Required work —
Send back the data below exactly. Drop every picture.

Items listed in a dataset:
▬▬▬

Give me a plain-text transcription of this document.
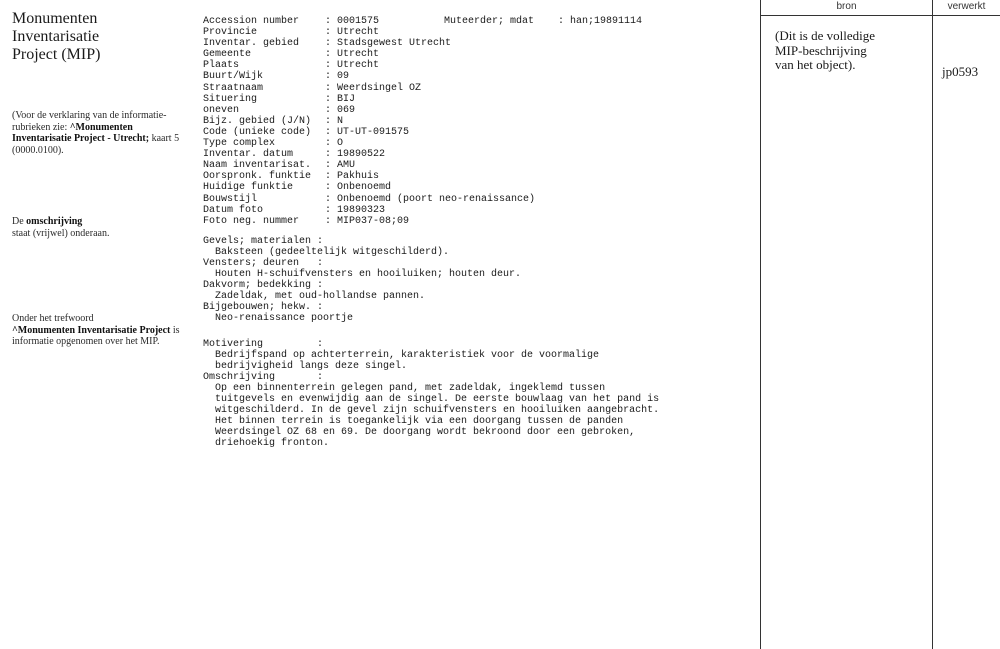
Monumenten
Inventarisatie
Project (MIP)
(Voor de verklaring van de informatie-rubrieken zie: ^Monumenten Inventarisatie Project - Utrecht; kaart 5 (0000.0100).
De omschrijving
staat (vrijwel) onderaan.
Onder het trefwoord
^Monumenten Inventarisatie Project is informatie opgenomen over het MIP.
Muteerder; mdat    : han;19891114
Accession number	: 0001575
Provincie	: Utrecht
Inventar. gebied	: Stadsgewest Utrecht
Gemeente	: Utrecht
Plaats	: Utrecht
Buurt/Wijk	: 09
Straatnaam	: Weerdsingel OZ
Situering	: BIJ
oneven	: 069
Bijz. gebied (J/N)	: N
Code (unieke code)	: UT-UT-091575
Type complex	: O
Inventar. datum	: 19890522
Naam inventarisat.	: AMU
Oorspronk. funktie	: Pakhuis
Huidige funktie	: Onbenoemd
Bouwstijl	: Onbenoemd (poort neo-renaissance)
Datum foto	: 19890323
Foto neg. nummer	: MIP037-08;09
Gevels; materialen :
Baksteen (gedeeltelijk witgeschilderd).
Vensters; deuren   :
Houten H-schuifvensters en hooiluiken; houten deur.
Dakvorm; bedekking :
Zadeldak, met oud-hollandse pannen.
Bijgebouwen; hekw. :
Neo-renaissance poortje
Motivering         :
Bedrijfspand op achterterrein, karakteristiek voor de voormalige
bedrijvigheid langs deze singel.
Omschrijving       :
Op een binnenterrein gelegen pand, met zadeldak, ingeklemd tussen
tuitgevels en evenwijdig aan de singel. De eerste bouwlaag van het pand is
witgeschilderd. In de gevel zijn schuifvensters en hooiluiken aangebracht.
Het binnen terrein is toegankelijk via een doorgang tussen de panden
Weerdsingel OZ 68 en 69. De doorgang wordt bekroond door een gebroken,
driehoekig fronton.
bron	verwerkt
(Dit is de volledige
MIP-beschrijving
van het object).	jp0593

▬▬▬

Result of the exercise —
Give me a plain-text transcription of this document.
Monumenten
Inventarisatie
Project (MIP)
(Voor de verklaring van de informatie-rubrieken zie: ^Monumenten Inventarisatie Project - Utrecht; kaart 5 (0000.0100).
De omschrijving
staat (vrijwel) onderaan.
Onder het trefwoord
^Monumenten Inventarisatie Project is informatie opgenomen over het MIP.
Muteerder; mdat    : han;19891114
Accession number	: 0001575
Provincie	: Utrecht
Inventar. gebied	: Stadsgewest Utrecht
Gemeente	: Utrecht
Plaats	: Utrecht
Buurt/Wijk	: 09
Straatnaam	: Weerdsingel OZ
Situering	: BIJ
oneven	: 069
Bijz. gebied (J/N)	: N
Code (unieke code)	: UT-UT-091575
Type complex	: O
Inventar. datum	: 19890522
Naam inventarisat.	: AMU
Oorspronk. funktie	: Pakhuis
Huidige funktie	: Onbenoemd
Bouwstijl	: Onbenoemd (poort neo-renaissance)
Datum foto	: 19890323
Foto neg. nummer	: MIP037-08;09
Gevels; materialen :
Baksteen (gedeeltelijk witgeschilderd).
Vensters; deuren   :
Houten H-schuifvensters en hooiluiken; houten deur.
Dakvorm; bedekking :
Zadeldak, met oud-hollandse pannen.
Bijgebouwen; hekw. :
Neo-renaissance poortje
Motivering         :
Bedrijfspand op achterterrein, karakteristiek voor de voormalige
bedrijvigheid langs deze singel.
Omschrijving       :
Op een binnenterrein gelegen pand, met zadeldak, ingeklemd tussen
tuitgevels en evenwijdig aan de singel. De eerste bouwlaag van het pand is
witgeschilderd. In de gevel zijn schuifvensters en hooiluiken aangebracht.
Het binnen terrein is toegankelijk via een doorgang tussen de panden
Weerdsingel OZ 68 en 69. De doorgang wordt bekroond door een gebroken,
driehoekig fronton.
bron	verwerkt
(Dit is de volledige
MIP-beschrijving
van het object).	jp0593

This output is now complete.